• _WORK INSTRUCTIONS_
Write every record out again exactly, and keep images out of it.
start DATA TO USE
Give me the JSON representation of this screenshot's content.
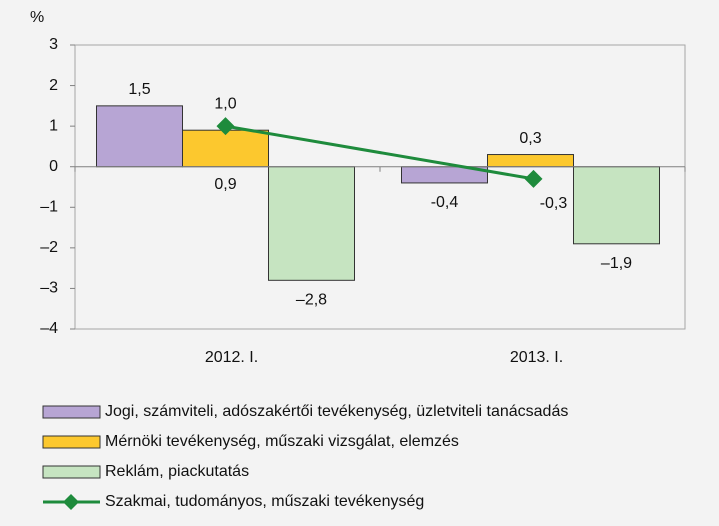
{
  "chart_data": {
    "type": "bar+line",
    "y_label": "%",
    "categories": [
      "2012. I.",
      "2013. I."
    ],
    "ylim": [
      -4,
      3
    ],
    "yticks": [
      3,
      2,
      1,
      0,
      {
        "value": -1,
        "label": "–1"
      },
      {
        "value": -2,
        "label": "–2"
      },
      {
        "value": -3,
        "label": "–3"
      },
      {
        "value": -4,
        "label": "–4"
      }
    ],
    "series": [
      {
        "name": "Jogi, számviteli, adószakértői tevékenység, üzletviteli tanácsadás",
        "type": "bar",
        "color": "#b7a5d4",
        "values": [
          1.5,
          -0.4
        ],
        "value_labels": [
          "1,5",
          "-0,4"
        ]
      },
      {
        "name": "Mérnöki tevékenység, műszaki vizsgálat, elemzés",
        "type": "bar",
        "color": "#fcc82e",
        "values": [
          0.9,
          0.3
        ],
        "value_labels": [
          "0,9",
          "0,3"
        ]
      },
      {
        "name": "Reklám, piackutatás",
        "type": "bar",
        "color": "#c6e4c1",
        "values": [
          -2.8,
          -1.9
        ],
        "value_labels": [
          "–2,8",
          "–1,9"
        ]
      },
      {
        "name": "Szakmai, tudományos, műszaki tevékenység",
        "type": "line",
        "color": "#1e8b3c",
        "values": [
          1.0,
          -0.3
        ],
        "value_labels": [
          "1,0",
          "-0,3"
        ]
      }
    ]
  }
}
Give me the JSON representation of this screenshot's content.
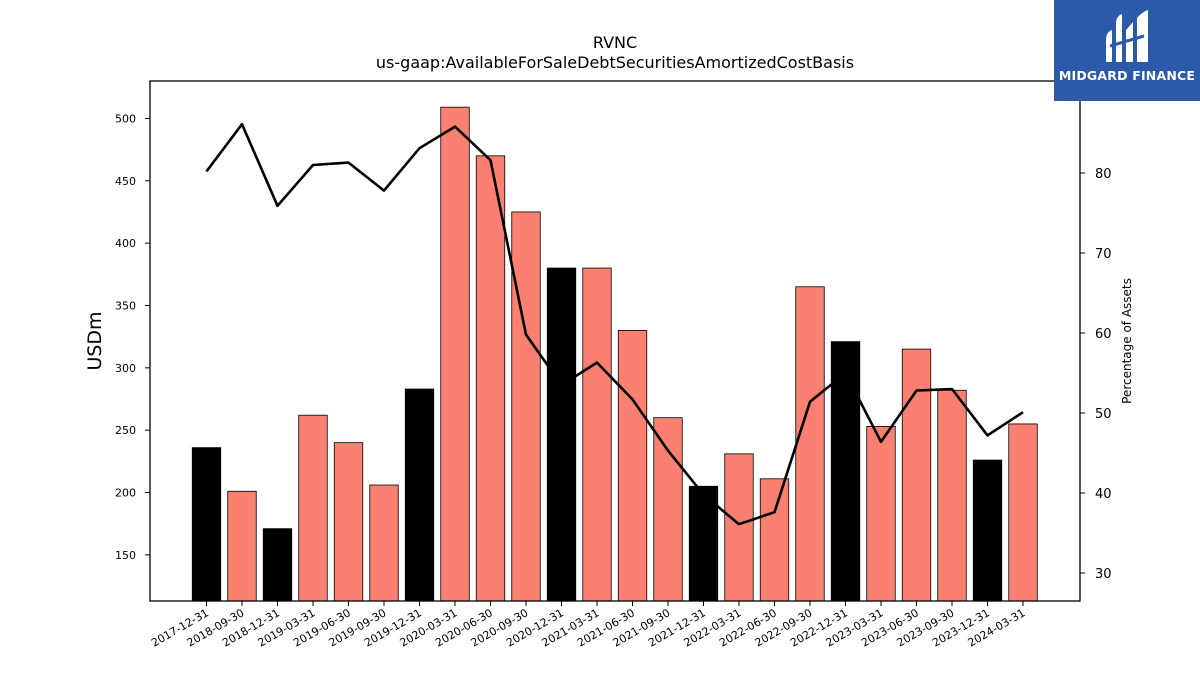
{
  "chart_data": {
    "type": "bar",
    "title": "RVNC",
    "subtitle": "us-gaap:AvailableForSaleDebtSecuritiesAmortizedCostBasis",
    "ylabel": "USDm",
    "y2label": "Percentage of Assets",
    "ylim": [
      113,
      530
    ],
    "y2lim": [
      26.5,
      91.5
    ],
    "yticks": [
      150,
      200,
      250,
      300,
      350,
      400,
      450,
      500
    ],
    "y2ticks": [
      30,
      40,
      50,
      60,
      70,
      80
    ],
    "categories": [
      "2017-12-31",
      "2018-09-30",
      "2018-12-31",
      "2019-03-31",
      "2019-06-30",
      "2019-09-30",
      "2019-12-31",
      "2020-03-31",
      "2020-06-30",
      "2020-09-30",
      "2020-12-31",
      "2021-03-31",
      "2021-06-30",
      "2021-09-30",
      "2021-12-31",
      "2022-03-31",
      "2022-06-30",
      "2022-09-30",
      "2022-12-31",
      "2023-03-31",
      "2023-06-30",
      "2023-09-30",
      "2023-12-31",
      "2024-03-31"
    ],
    "series": [
      {
        "kind": "bar",
        "values": [
          236,
          201,
          171,
          262,
          240,
          206,
          283,
          509,
          470,
          425,
          380,
          380,
          330,
          260,
          205,
          231,
          211,
          365,
          321,
          253,
          315,
          282,
          226,
          255
        ],
        "colors": [
          "#000000",
          "#fa8072",
          "#000000",
          "#fa8072",
          "#fa8072",
          "#fa8072",
          "#000000",
          "#fa8072",
          "#fa8072",
          "#fa8072",
          "#000000",
          "#fa8072",
          "#fa8072",
          "#fa8072",
          "#000000",
          "#fa8072",
          "#fa8072",
          "#fa8072",
          "#000000",
          "#fa8072",
          "#fa8072",
          "#fa8072",
          "#000000",
          "#fa8072"
        ]
      },
      {
        "kind": "line",
        "axis": "right",
        "color": "#000000",
        "values": [
          80.2,
          86.1,
          75.9,
          81.0,
          81.3,
          77.8,
          83.1,
          85.8,
          81.6,
          59.8,
          53.5,
          56.3,
          51.7,
          45.3,
          39.8,
          36.1,
          37.6,
          51.4,
          55.0,
          46.4,
          52.8,
          53.0,
          47.2,
          50.1
        ]
      }
    ],
    "grid": false,
    "legend": "none"
  },
  "logo": {
    "text": "MIDGARD FINANCE"
  },
  "colors": {
    "bar_primary": "#fa8072",
    "bar_alternate": "#000000",
    "line": "#000000",
    "logo_bg": "#2b5aa8"
  }
}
end DATA TO USE
• _REPLY TO THE TASK_
Give me the JSON representation of this screenshot's content.
{
  "chart_data": {
    "type": "bar+line",
    "y_label": "%",
    "categories": [
      "2012. I.",
      "2013. I."
    ],
    "ylim": [
      -4,
      3
    ],
    "yticks": [
      3,
      2,
      1,
      0,
      {
        "value": -1,
        "label": "–1"
      },
      {
        "value": -2,
        "label": "–2"
      },
      {
        "value": -3,
        "label": "–3"
      },
      {
        "value": -4,
        "label": "–4"
      }
    ],
    "series": [
      {
        "name": "Jogi, számviteli, adószakértői tevékenység, üzletviteli tanácsadás",
        "type": "bar",
        "color": "#b7a5d4",
        "values": [
          1.5,
          -0.4
        ],
        "value_labels": [
          "1,5",
          "-0,4"
        ]
      },
      {
        "name": "Mérnöki tevékenység, műszaki vizsgálat, elemzés",
        "type": "bar",
        "color": "#fcc82e",
        "values": [
          0.9,
          0.3
        ],
        "value_labels": [
          "0,9",
          "0,3"
        ]
      },
      {
        "name": "Reklám, piackutatás",
        "type": "bar",
        "color": "#c6e4c1",
        "values": [
          -2.8,
          -1.9
        ],
        "value_labels": [
          "–2,8",
          "–1,9"
        ]
      },
      {
        "name": "Szakmai, tudományos, műszaki tevékenység",
        "type": "line",
        "color": "#1e8b3c",
        "values": [
          1.0,
          -0.3
        ],
        "value_labels": [
          "1,0",
          "-0,3"
        ]
      }
    ]
  }
}
Give me the JSON representation of this screenshot's content.
{
  "chart_data": {
    "type": "bar",
    "title": "RVNC",
    "subtitle": "us-gaap:AvailableForSaleDebtSecuritiesAmortizedCostBasis",
    "ylabel": "USDm",
    "y2label": "Percentage of Assets",
    "ylim": [
      113,
      530
    ],
    "y2lim": [
      26.5,
      91.5
    ],
    "yticks": [
      150,
      200,
      250,
      300,
      350,
      400,
      450,
      500
    ],
    "y2ticks": [
      30,
      40,
      50,
      60,
      70,
      80
    ],
    "categories": [
      "2017-12-31",
      "2018-09-30",
      "2018-12-31",
      "2019-03-31",
      "2019-06-30",
      "2019-09-30",
      "2019-12-31",
      "2020-03-31",
      "2020-06-30",
      "2020-09-30",
      "2020-12-31",
      "2021-03-31",
      "2021-06-30",
      "2021-09-30",
      "2021-12-31",
      "2022-03-31",
      "2022-06-30",
      "2022-09-30",
      "2022-12-31",
      "2023-03-31",
      "2023-06-30",
      "2023-09-30",
      "2023-12-31",
      "2024-03-31"
    ],
    "series": [
      {
        "kind": "bar",
        "values": [
          236,
          201,
          171,
          262,
          240,
          206,
          283,
          509,
          470,
          425,
          380,
          380,
          330,
          260,
          205,
          231,
          211,
          365,
          321,
          253,
          315,
          282,
          226,
          255
        ],
        "colors": [
          "#000000",
          "#fa8072",
          "#000000",
          "#fa8072",
          "#fa8072",
          "#fa8072",
          "#000000",
          "#fa8072",
          "#fa8072",
          "#fa8072",
          "#000000",
          "#fa8072",
          "#fa8072",
          "#fa8072",
          "#000000",
          "#fa8072",
          "#fa8072",
          "#fa8072",
          "#000000",
          "#fa8072",
          "#fa8072",
          "#fa8072",
          "#000000",
          "#fa8072"
        ]
      },
      {
        "kind": "line",
        "axis": "right",
        "color": "#000000",
        "values": [
          80.2,
          86.1,
          75.9,
          81.0,
          81.3,
          77.8,
          83.1,
          85.8,
          81.6,
          59.8,
          53.5,
          56.3,
          51.7,
          45.3,
          39.8,
          36.1,
          37.6,
          51.4,
          55.0,
          46.4,
          52.8,
          53.0,
          47.2,
          50.1
        ]
      }
    ],
    "grid": false,
    "legend": "none"
  },
  "logo": {
    "text": "MIDGARD FINANCE"
  },
  "colors": {
    "bar_primary": "#fa8072",
    "bar_alternate": "#000000",
    "line": "#000000",
    "logo_bg": "#2b5aa8"
  }
}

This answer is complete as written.